_Exercise description_
Write out each of the following lines word for word, changing no character.

_Source data_

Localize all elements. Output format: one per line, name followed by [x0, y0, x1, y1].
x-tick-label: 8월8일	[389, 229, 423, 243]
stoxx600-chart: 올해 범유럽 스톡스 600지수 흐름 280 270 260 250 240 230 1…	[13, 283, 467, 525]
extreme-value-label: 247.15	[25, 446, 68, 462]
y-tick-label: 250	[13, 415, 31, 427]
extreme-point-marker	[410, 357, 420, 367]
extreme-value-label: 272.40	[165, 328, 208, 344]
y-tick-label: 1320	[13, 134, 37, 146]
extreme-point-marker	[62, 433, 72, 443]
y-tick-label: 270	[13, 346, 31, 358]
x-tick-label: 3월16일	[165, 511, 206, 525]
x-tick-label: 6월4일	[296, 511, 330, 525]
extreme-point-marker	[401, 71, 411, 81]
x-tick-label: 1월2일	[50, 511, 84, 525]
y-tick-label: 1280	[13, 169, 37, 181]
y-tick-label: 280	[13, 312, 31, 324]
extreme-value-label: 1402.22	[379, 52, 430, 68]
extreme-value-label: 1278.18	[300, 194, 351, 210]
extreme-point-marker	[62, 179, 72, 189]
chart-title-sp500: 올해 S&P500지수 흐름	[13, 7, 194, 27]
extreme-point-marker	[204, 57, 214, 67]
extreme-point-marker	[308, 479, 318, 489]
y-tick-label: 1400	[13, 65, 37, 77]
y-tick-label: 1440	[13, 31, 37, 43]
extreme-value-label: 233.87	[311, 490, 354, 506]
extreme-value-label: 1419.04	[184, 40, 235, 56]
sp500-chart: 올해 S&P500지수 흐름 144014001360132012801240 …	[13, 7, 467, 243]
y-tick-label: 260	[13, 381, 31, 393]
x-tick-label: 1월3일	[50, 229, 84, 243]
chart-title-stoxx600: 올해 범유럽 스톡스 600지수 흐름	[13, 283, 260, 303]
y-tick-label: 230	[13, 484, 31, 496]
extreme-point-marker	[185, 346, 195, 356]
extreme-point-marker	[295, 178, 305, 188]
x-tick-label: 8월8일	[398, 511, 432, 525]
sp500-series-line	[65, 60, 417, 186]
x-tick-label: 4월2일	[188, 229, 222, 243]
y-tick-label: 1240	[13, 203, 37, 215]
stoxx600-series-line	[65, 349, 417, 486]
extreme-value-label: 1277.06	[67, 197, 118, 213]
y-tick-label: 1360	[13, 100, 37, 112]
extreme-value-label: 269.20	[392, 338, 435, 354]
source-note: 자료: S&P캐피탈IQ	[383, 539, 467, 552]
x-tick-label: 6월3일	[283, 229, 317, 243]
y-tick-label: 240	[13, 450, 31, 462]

_Result of this exercise_
Localize all elements. Output format: one per line, name followed by [x0, y0, x1, y1].
x-tick-label: 8월8일	[389, 229, 423, 243]
stoxx600-chart: 올해 범유럽 스톡스 600지수 흐름 280 270 260 250 240 230 1…	[13, 283, 467, 525]
extreme-value-label: 247.15	[25, 446, 68, 462]
y-tick-label: 250	[13, 415, 31, 427]
extreme-point-marker	[410, 357, 420, 367]
extreme-value-label: 272.40	[165, 328, 208, 344]
y-tick-label: 1320	[13, 134, 37, 146]
extreme-point-marker	[62, 433, 72, 443]
y-tick-label: 270	[13, 346, 31, 358]
x-tick-label: 3월16일	[165, 511, 206, 525]
x-tick-label: 6월4일	[296, 511, 330, 525]
extreme-point-marker	[401, 71, 411, 81]
x-tick-label: 1월2일	[50, 511, 84, 525]
y-tick-label: 1280	[13, 169, 37, 181]
y-tick-label: 280	[13, 312, 31, 324]
extreme-value-label: 1402.22	[379, 52, 430, 68]
extreme-value-label: 1278.18	[300, 194, 351, 210]
extreme-point-marker	[62, 179, 72, 189]
chart-title-sp500: 올해 S&P500지수 흐름	[13, 7, 194, 27]
extreme-point-marker	[204, 57, 214, 67]
extreme-point-marker	[308, 479, 318, 489]
y-tick-label: 1400	[13, 65, 37, 77]
y-tick-label: 1440	[13, 31, 37, 43]
extreme-value-label: 233.87	[311, 490, 354, 506]
extreme-value-label: 1419.04	[184, 40, 235, 56]
sp500-chart: 올해 S&P500지수 흐름 144014001360132012801240 …	[13, 7, 467, 243]
y-tick-label: 260	[13, 381, 31, 393]
x-tick-label: 1월3일	[50, 229, 84, 243]
chart-title-stoxx600: 올해 범유럽 스톡스 600지수 흐름	[13, 283, 260, 303]
y-tick-label: 230	[13, 484, 31, 496]
extreme-point-marker	[185, 346, 195, 356]
extreme-point-marker	[295, 178, 305, 188]
x-tick-label: 8월8일	[398, 511, 432, 525]
sp500-series-line	[65, 60, 417, 186]
x-tick-label: 4월2일	[188, 229, 222, 243]
y-tick-label: 1240	[13, 203, 37, 215]
stoxx600-series-line	[65, 349, 417, 486]
extreme-value-label: 1277.06	[67, 197, 118, 213]
y-tick-label: 1360	[13, 100, 37, 112]
extreme-value-label: 269.20	[392, 338, 435, 354]
source-note: 자료: S&P캐피탈IQ	[383, 539, 467, 552]
x-tick-label: 6월3일	[283, 229, 317, 243]
y-tick-label: 240	[13, 450, 31, 462]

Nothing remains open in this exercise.